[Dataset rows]
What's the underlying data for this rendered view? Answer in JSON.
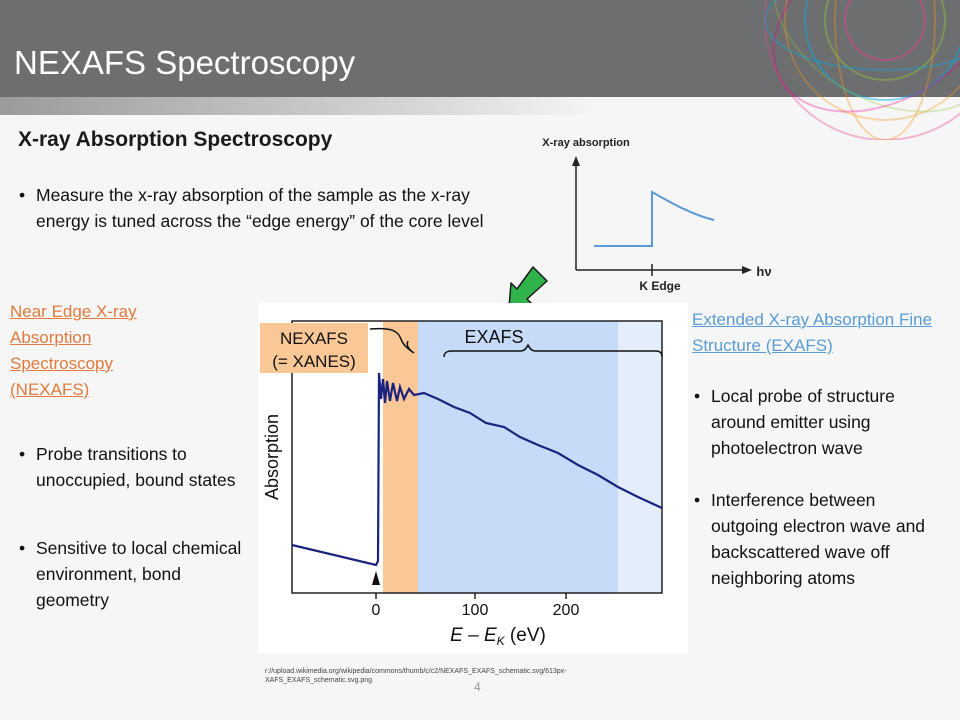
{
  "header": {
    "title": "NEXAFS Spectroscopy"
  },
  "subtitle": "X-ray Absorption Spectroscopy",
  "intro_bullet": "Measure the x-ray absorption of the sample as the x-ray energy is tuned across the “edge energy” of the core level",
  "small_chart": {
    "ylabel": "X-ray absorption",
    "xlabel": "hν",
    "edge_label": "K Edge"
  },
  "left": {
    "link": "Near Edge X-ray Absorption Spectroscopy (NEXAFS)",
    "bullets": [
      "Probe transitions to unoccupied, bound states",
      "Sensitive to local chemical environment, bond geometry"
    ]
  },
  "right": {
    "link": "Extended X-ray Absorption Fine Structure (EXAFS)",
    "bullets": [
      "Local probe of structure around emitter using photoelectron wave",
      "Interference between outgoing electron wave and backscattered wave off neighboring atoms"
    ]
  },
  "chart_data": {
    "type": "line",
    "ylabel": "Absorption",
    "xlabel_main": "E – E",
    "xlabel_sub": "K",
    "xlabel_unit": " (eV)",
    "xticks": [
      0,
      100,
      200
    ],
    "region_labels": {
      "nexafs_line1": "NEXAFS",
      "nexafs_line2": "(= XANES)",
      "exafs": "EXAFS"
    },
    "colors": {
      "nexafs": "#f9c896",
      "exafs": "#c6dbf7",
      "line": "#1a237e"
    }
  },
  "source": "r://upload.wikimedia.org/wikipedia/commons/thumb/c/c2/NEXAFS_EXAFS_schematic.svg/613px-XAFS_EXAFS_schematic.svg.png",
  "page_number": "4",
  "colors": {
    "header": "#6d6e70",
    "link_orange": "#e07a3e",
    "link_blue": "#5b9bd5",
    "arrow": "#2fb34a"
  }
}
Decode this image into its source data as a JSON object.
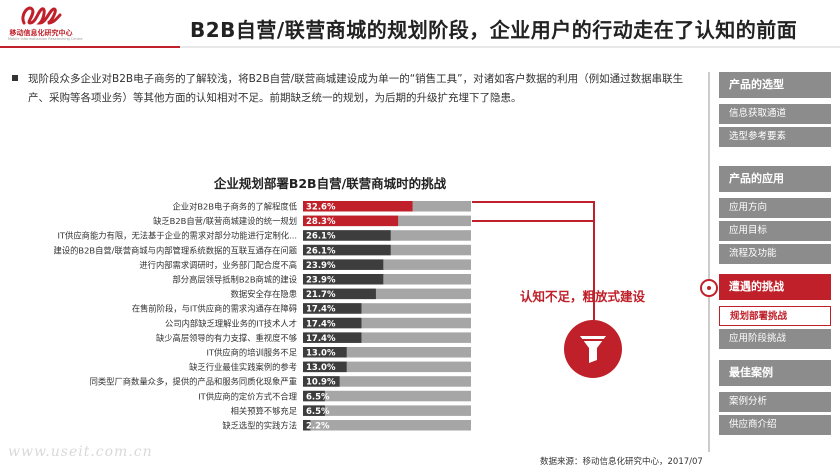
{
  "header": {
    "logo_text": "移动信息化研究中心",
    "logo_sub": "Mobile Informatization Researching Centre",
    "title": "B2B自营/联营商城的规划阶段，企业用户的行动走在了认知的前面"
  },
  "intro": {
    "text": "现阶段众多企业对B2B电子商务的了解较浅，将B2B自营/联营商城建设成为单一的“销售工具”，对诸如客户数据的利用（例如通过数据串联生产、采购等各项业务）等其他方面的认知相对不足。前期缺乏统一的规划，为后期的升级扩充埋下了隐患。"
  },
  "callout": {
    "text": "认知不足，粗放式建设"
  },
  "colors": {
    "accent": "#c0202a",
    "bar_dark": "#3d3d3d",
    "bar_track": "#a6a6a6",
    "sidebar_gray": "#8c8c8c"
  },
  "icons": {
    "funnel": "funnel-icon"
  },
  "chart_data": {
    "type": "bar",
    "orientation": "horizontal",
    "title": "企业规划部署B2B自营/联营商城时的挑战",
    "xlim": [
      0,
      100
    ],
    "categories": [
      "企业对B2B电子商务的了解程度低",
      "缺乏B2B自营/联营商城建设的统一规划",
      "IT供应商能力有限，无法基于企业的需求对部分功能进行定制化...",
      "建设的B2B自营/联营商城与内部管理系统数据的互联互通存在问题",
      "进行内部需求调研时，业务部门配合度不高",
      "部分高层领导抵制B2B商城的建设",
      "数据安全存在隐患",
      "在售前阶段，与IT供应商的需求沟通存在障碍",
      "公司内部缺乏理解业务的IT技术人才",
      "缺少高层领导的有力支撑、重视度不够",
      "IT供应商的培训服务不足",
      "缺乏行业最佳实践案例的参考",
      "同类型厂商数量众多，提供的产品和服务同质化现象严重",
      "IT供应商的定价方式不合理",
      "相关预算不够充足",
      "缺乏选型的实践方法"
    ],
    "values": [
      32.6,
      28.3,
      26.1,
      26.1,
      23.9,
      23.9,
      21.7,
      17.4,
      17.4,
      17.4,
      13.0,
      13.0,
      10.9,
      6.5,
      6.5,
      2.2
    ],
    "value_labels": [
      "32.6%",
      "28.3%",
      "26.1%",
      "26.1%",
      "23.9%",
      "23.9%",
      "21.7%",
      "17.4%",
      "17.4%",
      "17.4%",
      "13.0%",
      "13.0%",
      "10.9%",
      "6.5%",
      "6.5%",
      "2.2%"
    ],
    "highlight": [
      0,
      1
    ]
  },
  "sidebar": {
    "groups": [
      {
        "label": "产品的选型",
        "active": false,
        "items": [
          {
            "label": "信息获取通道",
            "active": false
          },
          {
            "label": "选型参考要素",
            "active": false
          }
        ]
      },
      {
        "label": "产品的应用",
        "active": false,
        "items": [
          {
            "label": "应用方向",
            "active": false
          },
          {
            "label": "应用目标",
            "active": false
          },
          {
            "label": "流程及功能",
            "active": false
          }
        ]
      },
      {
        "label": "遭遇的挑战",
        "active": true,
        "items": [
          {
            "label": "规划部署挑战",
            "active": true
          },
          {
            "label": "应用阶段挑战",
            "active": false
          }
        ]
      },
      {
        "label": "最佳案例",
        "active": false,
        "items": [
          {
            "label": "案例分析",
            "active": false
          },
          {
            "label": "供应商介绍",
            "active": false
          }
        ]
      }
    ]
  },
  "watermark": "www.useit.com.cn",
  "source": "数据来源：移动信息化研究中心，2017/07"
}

■ **Task brief**: Check every line of the data, and copy the ones that contain "移动信息化研究中心".

■ **Result of this exercise**:
    "logo_text": "移动信息化研究中心",
  "source": "数据来源：移动信息化研究中心，2017/07"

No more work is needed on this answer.